TASK BRIEF
Reproduce the records below exactly, leaving out any pictures.

DATA FOR THE TASK
***
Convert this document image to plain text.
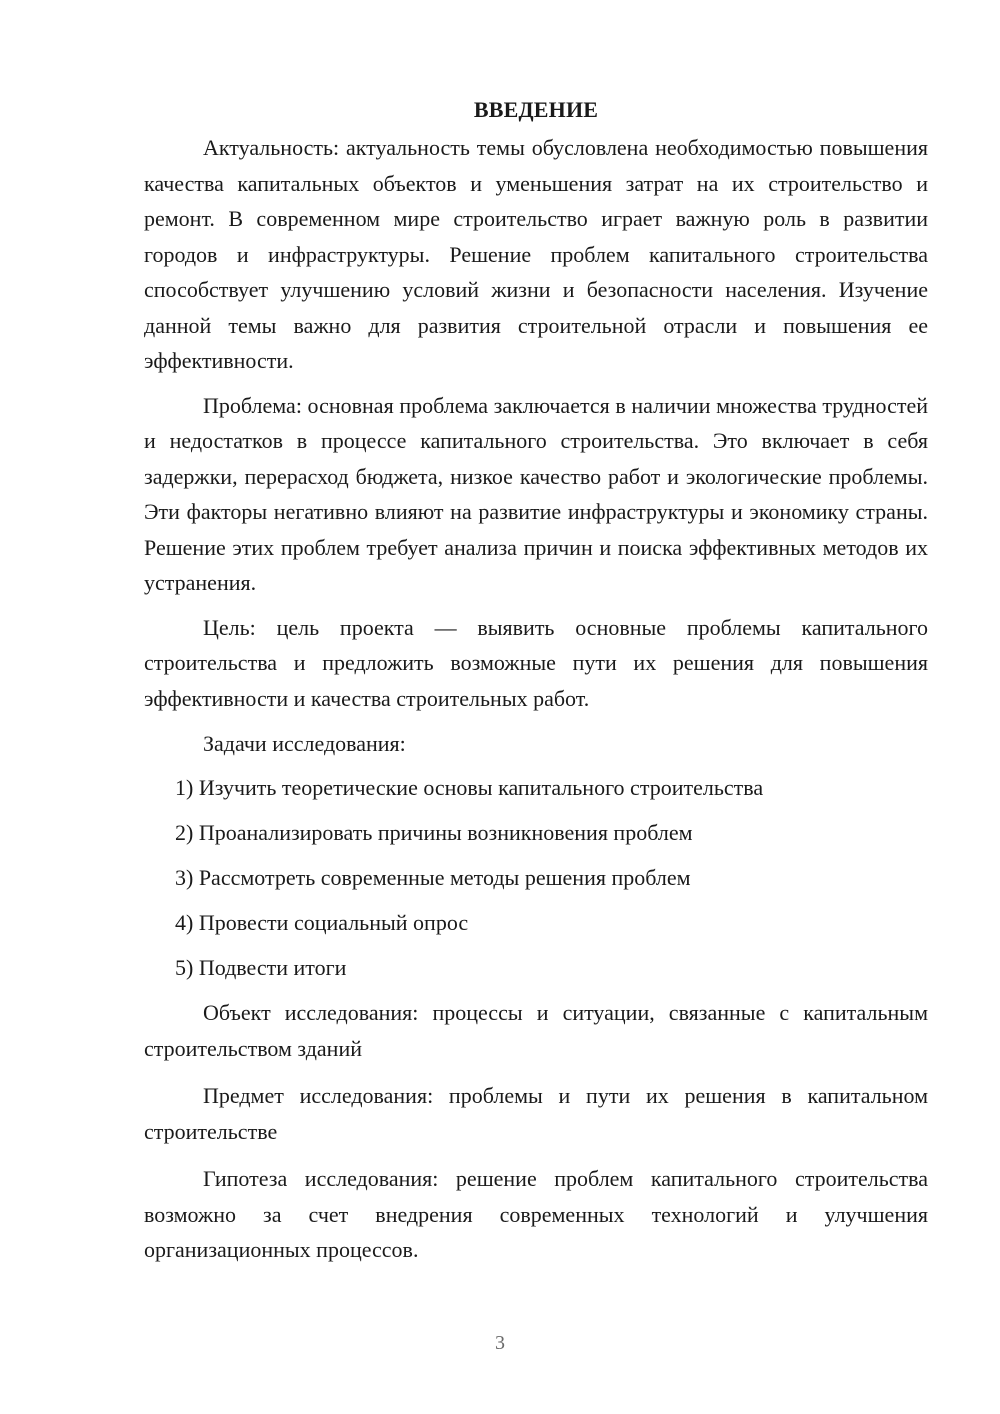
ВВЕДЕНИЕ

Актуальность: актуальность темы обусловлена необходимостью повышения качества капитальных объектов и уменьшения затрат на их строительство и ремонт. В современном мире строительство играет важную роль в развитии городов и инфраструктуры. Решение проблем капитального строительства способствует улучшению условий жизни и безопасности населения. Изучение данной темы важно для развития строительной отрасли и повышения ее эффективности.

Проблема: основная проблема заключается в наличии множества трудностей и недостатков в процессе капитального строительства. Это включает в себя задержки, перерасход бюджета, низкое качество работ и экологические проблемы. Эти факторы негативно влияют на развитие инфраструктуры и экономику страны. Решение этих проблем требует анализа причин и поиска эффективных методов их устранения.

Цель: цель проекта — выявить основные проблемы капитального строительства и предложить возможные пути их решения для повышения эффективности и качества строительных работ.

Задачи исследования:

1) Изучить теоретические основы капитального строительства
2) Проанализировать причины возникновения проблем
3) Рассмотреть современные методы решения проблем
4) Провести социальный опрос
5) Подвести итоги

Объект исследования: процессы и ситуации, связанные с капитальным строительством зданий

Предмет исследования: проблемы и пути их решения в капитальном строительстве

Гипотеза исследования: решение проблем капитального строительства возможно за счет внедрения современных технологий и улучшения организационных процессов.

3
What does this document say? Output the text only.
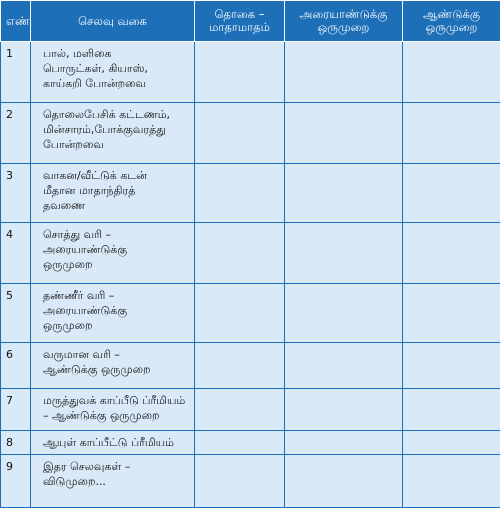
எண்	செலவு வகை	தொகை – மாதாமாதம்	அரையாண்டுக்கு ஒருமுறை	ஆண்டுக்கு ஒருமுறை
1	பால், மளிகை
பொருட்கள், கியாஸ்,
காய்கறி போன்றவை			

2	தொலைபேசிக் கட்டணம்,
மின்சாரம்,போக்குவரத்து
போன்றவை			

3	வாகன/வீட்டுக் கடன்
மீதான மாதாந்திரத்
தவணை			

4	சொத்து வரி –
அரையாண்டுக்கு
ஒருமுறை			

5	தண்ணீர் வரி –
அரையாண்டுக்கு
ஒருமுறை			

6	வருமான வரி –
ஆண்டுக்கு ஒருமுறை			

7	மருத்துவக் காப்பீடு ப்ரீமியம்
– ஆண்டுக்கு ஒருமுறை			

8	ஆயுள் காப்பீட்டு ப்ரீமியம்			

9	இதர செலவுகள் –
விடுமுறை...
***
RESPONSE FOR THIS EXERCISE
Convert this document image to plain text.
ВВЕДЕНИЕ

Актуальность: актуальность темы обусловлена необходимостью повышения качества капитальных объектов и уменьшения затрат на их строительство и ремонт. В современном мире строительство играет важную роль в развитии городов и инфраструктуры. Решение проблем капитального строительства способствует улучшению условий жизни и безопасности населения. Изучение данной темы важно для развития строительной отрасли и повышения ее эффективности.

Проблема: основная проблема заключается в наличии множества трудностей и недостатков в процессе капитального строительства. Это включает в себя задержки, перерасход бюджета, низкое качество работ и экологические проблемы. Эти факторы негативно влияют на развитие инфраструктуры и экономику страны. Решение этих проблем требует анализа причин и поиска эффективных методов их устранения.

Цель: цель проекта — выявить основные проблемы капитального строительства и предложить возможные пути их решения для повышения эффективности и качества строительных работ.

Задачи исследования:

1) Изучить теоретические основы капитального строительства
2) Проанализировать причины возникновения проблем
3) Рассмотреть современные методы решения проблем
4) Провести социальный опрос
5) Подвести итоги

Объект исследования: процессы и ситуации, связанные с капитальным строительством зданий

Предмет исследования: проблемы и пути их решения в капитальном строительстве

Гипотеза исследования: решение проблем капитального строительства возможно за счет внедрения современных технологий и улучшения организационных процессов.

3
What does this document say? Output the text only.
எண்	செலவு வகை	தொகை – மாதாமாதம்	அரையாண்டுக்கு ஒருமுறை	ஆண்டுக்கு ஒருமுறை
1	பால், மளிகை
பொருட்கள், கியாஸ்,
காய்கறி போன்றவை			

2	தொலைபேசிக் கட்டணம்,
மின்சாரம்,போக்குவரத்து
போன்றவை			

3	வாகன/வீட்டுக் கடன்
மீதான மாதாந்திரத்
தவணை			

4	சொத்து வரி –
அரையாண்டுக்கு
ஒருமுறை			

5	தண்ணீர் வரி –
அரையாண்டுக்கு
ஒருமுறை			

6	வருமான வரி –
ஆண்டுக்கு ஒருமுறை			

7	மருத்துவக் காப்பீடு ப்ரீமியம்
– ஆண்டுக்கு ஒருமுறை			

8	ஆயுள் காப்பீட்டு ப்ரீமியம்			

9	இதர செலவுகள் –
விடுமுறை...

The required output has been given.